SHORT EXERCISE – Give the data below as a numbered list with blank lines omitted. Start at its first line and end at the line that contains "value-cell: 32.5 [1082,522,1146,551]", including both of those lines.

Collected data entries:
* START *

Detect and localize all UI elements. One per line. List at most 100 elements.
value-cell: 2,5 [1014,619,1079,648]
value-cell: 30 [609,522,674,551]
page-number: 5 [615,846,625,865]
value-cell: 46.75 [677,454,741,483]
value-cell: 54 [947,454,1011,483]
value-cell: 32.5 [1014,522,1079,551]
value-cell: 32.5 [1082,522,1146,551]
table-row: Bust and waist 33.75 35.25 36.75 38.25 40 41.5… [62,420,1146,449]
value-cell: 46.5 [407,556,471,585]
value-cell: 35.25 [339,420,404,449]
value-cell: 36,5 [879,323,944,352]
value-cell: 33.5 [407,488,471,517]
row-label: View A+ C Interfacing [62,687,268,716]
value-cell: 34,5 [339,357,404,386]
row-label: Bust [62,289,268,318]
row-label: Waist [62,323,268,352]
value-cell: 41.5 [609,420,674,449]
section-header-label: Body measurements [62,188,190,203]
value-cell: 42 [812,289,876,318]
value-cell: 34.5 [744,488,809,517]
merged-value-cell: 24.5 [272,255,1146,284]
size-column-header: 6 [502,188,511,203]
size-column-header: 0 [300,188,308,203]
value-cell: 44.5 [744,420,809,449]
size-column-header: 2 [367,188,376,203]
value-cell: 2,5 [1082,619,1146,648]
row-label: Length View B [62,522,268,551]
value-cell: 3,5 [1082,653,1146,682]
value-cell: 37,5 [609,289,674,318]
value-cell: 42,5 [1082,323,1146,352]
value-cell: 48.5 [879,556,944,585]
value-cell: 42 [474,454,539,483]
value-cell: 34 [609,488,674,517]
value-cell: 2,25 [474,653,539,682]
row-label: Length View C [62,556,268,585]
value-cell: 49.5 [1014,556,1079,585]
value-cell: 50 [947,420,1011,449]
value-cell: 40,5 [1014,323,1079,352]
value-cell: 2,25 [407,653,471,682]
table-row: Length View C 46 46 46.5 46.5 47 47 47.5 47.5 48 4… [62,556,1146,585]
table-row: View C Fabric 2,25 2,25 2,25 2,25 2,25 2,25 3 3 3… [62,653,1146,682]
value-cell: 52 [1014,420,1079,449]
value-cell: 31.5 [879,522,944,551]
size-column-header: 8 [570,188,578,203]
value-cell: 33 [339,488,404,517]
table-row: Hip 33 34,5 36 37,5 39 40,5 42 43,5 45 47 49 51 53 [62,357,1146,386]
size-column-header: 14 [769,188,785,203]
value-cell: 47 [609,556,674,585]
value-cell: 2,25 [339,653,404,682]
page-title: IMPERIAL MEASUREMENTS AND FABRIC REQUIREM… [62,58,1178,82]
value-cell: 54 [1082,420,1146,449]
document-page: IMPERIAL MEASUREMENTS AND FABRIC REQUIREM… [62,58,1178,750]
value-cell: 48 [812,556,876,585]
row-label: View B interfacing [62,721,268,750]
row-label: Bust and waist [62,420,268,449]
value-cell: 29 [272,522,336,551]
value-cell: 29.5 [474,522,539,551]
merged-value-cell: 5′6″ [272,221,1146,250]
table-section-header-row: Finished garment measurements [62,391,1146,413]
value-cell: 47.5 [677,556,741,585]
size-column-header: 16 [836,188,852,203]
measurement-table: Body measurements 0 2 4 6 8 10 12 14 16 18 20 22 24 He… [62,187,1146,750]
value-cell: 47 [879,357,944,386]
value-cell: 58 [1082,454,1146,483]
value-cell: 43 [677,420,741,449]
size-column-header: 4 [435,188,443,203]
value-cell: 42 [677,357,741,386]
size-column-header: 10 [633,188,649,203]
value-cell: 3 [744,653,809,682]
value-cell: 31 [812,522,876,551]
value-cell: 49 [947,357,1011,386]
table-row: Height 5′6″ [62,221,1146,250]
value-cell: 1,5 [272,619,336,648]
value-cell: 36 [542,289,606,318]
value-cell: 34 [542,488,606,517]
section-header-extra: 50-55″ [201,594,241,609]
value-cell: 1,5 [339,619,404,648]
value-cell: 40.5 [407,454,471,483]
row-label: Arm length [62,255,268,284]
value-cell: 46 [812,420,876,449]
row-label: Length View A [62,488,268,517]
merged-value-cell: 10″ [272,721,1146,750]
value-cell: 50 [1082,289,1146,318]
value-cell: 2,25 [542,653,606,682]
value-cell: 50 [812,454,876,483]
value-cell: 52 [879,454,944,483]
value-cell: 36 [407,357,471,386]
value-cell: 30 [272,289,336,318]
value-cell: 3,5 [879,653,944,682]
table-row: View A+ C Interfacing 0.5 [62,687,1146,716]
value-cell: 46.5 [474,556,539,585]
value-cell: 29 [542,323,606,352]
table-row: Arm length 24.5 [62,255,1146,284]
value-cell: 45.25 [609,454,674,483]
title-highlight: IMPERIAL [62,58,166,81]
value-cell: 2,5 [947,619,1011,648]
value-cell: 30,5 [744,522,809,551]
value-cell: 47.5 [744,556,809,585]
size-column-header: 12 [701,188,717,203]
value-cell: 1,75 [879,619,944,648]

* END *

IN RESPONSE –
1. Detect and localize all UI elements. One per line. List at most 100 elements.
2. value-cell: 2,5 [1014,619,1079,648]
3. value-cell: 30 [609,522,674,551]
4. page-number: 5 [615,846,625,865]
5. value-cell: 46.75 [677,454,741,483]
6. value-cell: 54 [947,454,1011,483]
7. value-cell: 32.5 [1014,522,1079,551]
8. value-cell: 32.5 [1082,522,1146,551]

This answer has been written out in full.